The task: Locate the string "extrema" in the records below. Copy every line where it occurs.

Available data:
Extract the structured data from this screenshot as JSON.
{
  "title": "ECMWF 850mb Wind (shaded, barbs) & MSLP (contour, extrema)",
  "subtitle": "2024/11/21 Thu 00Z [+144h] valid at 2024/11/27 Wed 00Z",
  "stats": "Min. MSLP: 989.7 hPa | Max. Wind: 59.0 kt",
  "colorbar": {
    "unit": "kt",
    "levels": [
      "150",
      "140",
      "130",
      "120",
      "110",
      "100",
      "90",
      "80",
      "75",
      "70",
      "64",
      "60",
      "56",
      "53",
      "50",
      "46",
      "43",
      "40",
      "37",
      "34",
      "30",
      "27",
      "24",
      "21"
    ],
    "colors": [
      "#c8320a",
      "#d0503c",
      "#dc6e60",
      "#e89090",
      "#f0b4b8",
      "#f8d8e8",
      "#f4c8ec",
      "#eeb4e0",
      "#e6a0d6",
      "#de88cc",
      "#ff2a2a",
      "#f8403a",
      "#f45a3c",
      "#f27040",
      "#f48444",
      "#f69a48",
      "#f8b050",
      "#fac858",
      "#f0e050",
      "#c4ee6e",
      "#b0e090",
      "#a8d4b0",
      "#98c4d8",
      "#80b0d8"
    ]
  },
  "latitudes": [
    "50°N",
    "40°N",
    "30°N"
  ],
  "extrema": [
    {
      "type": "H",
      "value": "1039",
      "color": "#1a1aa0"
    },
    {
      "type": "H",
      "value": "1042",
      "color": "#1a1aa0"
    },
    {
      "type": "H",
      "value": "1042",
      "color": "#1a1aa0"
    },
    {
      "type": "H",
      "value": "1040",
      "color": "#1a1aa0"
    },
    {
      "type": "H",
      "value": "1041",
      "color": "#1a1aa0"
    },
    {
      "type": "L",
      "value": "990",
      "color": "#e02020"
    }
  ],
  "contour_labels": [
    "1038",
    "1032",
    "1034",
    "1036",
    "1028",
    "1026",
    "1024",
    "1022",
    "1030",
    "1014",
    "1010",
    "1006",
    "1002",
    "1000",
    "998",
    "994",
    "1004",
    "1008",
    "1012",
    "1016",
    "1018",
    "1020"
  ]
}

The reply:
  "title": "ECMWF 850mb Wind (shaded, barbs) & MSLP (contour, extrema)",
  "extrema": [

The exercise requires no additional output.